**Dataset extract**
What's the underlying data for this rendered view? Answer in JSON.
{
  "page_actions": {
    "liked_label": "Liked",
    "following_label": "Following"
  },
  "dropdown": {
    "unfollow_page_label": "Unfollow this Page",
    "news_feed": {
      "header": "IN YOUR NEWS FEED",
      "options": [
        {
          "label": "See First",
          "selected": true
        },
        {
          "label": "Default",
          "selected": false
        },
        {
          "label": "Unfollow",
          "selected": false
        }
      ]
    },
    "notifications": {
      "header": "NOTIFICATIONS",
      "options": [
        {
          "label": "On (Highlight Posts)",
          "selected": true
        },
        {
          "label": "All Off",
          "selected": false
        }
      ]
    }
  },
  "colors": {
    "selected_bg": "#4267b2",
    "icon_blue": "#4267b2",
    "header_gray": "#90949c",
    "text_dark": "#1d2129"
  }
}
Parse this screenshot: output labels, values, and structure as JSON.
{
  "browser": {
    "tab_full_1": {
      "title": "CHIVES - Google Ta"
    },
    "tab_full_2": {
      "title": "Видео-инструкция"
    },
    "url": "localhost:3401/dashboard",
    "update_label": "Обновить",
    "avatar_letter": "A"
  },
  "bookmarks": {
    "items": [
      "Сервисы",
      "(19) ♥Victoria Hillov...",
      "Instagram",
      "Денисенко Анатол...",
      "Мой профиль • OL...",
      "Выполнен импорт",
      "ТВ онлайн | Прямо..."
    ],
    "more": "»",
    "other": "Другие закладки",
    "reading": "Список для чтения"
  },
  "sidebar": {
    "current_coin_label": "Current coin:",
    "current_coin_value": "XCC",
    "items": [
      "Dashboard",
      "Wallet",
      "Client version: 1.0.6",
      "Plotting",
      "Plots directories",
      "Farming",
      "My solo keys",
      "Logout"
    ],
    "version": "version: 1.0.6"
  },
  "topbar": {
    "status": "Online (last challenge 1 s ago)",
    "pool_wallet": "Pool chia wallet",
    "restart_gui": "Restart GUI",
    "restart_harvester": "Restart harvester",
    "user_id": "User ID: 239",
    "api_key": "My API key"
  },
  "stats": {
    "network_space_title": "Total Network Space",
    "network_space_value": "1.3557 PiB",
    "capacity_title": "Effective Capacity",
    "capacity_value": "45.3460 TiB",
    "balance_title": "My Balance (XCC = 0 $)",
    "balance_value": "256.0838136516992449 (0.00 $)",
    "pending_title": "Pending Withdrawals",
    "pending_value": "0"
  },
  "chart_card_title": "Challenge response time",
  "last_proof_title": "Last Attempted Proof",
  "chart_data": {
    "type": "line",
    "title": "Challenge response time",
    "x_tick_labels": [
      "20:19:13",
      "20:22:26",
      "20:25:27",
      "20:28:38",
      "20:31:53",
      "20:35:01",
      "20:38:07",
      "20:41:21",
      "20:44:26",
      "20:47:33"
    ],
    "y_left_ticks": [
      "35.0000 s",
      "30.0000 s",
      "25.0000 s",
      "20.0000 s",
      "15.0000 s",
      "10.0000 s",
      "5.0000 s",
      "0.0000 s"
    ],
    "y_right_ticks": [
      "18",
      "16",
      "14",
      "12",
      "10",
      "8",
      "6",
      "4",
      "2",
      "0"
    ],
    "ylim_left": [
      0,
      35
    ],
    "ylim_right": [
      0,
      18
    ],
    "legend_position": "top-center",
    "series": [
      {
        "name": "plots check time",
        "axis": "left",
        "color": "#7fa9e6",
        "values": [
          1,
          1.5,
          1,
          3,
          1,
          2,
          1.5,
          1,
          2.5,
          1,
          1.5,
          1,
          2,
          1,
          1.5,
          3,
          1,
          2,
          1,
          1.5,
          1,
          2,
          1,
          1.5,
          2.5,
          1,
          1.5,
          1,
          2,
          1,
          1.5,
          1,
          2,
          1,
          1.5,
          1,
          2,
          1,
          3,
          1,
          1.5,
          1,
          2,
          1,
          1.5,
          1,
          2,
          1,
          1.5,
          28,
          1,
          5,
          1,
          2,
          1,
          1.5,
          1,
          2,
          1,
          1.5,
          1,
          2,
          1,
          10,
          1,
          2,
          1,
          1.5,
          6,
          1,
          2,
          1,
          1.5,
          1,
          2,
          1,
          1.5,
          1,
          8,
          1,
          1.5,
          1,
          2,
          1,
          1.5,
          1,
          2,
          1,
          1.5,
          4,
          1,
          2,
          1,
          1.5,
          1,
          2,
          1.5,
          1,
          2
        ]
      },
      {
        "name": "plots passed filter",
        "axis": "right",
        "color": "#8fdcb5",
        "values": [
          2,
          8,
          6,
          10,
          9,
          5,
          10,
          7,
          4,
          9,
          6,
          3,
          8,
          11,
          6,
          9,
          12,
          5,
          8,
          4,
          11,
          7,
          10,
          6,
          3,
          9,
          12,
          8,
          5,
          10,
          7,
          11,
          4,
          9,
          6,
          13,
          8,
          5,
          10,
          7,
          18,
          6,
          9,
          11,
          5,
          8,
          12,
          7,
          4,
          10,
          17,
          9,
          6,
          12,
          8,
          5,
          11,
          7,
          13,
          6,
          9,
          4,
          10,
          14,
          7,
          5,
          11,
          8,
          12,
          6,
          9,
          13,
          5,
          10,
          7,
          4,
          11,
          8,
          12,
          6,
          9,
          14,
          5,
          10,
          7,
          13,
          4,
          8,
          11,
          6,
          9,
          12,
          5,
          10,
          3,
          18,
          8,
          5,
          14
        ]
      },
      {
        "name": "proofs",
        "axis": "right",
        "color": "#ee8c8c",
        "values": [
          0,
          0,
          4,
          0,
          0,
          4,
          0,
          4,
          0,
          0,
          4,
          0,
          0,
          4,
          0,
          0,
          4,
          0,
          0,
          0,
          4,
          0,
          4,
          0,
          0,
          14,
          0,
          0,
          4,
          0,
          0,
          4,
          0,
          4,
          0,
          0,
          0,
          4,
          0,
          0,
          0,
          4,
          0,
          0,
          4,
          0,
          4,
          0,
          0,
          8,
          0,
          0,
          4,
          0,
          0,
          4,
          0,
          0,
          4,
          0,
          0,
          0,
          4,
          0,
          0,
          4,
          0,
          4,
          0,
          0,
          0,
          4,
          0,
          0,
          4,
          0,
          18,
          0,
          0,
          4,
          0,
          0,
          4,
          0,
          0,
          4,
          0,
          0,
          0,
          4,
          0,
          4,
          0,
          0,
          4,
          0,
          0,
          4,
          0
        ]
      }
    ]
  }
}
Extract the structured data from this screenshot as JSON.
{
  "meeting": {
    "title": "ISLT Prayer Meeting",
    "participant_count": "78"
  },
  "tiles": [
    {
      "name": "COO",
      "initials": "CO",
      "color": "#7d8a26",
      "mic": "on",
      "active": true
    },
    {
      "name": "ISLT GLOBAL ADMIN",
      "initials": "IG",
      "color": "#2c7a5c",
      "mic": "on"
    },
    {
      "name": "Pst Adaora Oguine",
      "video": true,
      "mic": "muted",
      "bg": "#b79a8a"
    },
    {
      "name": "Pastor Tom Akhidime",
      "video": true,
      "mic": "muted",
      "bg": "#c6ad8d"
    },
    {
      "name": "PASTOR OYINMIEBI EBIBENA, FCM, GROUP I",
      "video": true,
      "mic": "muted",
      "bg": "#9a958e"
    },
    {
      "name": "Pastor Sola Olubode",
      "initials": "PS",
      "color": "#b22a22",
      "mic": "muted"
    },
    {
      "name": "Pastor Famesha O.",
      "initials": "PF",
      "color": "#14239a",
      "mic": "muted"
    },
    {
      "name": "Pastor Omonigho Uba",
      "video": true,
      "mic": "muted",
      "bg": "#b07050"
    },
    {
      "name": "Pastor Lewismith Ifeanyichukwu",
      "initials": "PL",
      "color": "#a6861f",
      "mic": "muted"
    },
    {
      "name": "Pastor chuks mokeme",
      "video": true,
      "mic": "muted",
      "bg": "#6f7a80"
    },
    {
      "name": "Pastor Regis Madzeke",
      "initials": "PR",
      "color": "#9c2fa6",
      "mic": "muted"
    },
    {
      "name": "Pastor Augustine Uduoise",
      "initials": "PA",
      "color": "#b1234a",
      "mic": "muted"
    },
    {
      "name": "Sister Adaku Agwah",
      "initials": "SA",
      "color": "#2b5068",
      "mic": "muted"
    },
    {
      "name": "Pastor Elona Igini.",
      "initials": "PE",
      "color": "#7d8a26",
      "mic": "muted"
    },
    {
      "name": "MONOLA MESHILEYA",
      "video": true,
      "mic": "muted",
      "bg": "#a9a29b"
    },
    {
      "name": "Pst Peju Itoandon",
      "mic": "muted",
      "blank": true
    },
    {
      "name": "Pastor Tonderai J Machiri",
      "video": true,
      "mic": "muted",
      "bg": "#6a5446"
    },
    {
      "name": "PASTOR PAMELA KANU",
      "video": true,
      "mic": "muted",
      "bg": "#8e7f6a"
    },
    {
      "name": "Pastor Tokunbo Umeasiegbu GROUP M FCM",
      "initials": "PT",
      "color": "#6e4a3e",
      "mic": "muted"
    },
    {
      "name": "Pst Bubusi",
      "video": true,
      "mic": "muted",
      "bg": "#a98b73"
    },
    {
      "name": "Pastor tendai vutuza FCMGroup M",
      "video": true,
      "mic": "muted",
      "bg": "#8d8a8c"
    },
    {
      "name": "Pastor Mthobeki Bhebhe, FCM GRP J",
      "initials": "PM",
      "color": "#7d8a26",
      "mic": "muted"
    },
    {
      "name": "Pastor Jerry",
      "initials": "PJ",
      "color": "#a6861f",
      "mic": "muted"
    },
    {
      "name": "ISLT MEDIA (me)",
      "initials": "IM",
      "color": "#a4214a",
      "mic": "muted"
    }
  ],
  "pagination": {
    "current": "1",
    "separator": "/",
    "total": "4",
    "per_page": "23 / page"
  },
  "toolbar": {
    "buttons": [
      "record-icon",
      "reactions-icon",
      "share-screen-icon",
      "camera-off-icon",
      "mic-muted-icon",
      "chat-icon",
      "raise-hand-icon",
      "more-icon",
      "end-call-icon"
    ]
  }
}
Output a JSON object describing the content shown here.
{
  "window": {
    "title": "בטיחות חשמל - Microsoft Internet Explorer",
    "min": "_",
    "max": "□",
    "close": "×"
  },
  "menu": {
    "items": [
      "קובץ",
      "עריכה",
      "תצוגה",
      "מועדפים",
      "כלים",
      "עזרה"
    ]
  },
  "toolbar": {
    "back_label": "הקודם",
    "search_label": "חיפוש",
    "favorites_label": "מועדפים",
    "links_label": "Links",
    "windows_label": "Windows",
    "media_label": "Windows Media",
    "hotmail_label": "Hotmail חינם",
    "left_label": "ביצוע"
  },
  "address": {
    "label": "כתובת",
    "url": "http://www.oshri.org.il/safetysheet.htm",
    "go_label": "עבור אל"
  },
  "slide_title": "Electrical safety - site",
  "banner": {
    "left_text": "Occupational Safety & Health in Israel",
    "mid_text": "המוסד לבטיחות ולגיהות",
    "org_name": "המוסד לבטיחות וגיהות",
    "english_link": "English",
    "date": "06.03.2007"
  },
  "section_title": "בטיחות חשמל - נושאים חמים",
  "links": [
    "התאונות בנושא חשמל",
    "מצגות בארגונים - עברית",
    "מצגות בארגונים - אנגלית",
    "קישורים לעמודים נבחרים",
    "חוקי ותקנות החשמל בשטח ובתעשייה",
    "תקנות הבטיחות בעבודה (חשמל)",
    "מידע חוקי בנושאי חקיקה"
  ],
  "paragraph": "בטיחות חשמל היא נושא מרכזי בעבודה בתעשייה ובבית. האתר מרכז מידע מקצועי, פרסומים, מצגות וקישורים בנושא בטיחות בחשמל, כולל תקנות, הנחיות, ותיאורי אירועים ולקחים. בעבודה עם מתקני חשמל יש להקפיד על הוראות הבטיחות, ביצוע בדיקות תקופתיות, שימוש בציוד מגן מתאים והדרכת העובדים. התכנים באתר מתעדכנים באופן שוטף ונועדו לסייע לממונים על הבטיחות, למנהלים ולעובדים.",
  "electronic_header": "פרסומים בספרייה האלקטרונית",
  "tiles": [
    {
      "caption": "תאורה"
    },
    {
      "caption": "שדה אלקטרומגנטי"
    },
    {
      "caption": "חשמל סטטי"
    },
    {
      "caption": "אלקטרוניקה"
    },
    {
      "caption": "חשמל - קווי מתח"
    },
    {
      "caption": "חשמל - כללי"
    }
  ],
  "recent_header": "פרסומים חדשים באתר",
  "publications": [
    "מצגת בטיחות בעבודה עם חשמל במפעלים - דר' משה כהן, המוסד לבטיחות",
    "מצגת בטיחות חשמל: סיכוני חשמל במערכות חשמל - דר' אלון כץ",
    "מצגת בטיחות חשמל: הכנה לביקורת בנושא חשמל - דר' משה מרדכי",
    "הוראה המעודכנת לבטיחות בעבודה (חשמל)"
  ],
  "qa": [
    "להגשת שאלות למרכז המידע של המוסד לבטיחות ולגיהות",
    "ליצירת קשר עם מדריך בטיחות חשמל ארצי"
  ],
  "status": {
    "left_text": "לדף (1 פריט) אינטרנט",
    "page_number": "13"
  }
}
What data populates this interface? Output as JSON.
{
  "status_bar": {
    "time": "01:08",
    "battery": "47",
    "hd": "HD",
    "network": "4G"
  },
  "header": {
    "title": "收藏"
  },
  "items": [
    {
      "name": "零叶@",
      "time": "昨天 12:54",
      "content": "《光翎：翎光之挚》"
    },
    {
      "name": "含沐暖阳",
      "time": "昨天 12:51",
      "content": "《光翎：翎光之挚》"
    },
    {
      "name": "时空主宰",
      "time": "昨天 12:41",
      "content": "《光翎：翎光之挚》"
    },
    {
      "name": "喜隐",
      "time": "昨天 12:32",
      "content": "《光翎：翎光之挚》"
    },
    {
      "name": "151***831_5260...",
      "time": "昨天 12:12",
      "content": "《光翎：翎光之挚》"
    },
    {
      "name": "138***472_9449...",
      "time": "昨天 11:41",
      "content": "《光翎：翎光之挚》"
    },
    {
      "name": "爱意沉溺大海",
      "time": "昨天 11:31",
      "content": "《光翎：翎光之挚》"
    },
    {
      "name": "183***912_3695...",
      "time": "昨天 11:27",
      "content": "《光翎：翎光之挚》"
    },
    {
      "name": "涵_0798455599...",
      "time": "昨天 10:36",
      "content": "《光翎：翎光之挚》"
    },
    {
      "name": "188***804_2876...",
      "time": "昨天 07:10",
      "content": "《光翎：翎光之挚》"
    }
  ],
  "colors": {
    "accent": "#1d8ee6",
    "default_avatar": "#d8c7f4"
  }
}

**The request**
Gather every line from the listing above in which "ISLT" appears, and copy those lines.

**Expected answer**
    "title": "ISLT Prayer Meeting",
      "name": "ISLT GLOBAL ADMIN",
      "name": "ISLT MEDIA (me)",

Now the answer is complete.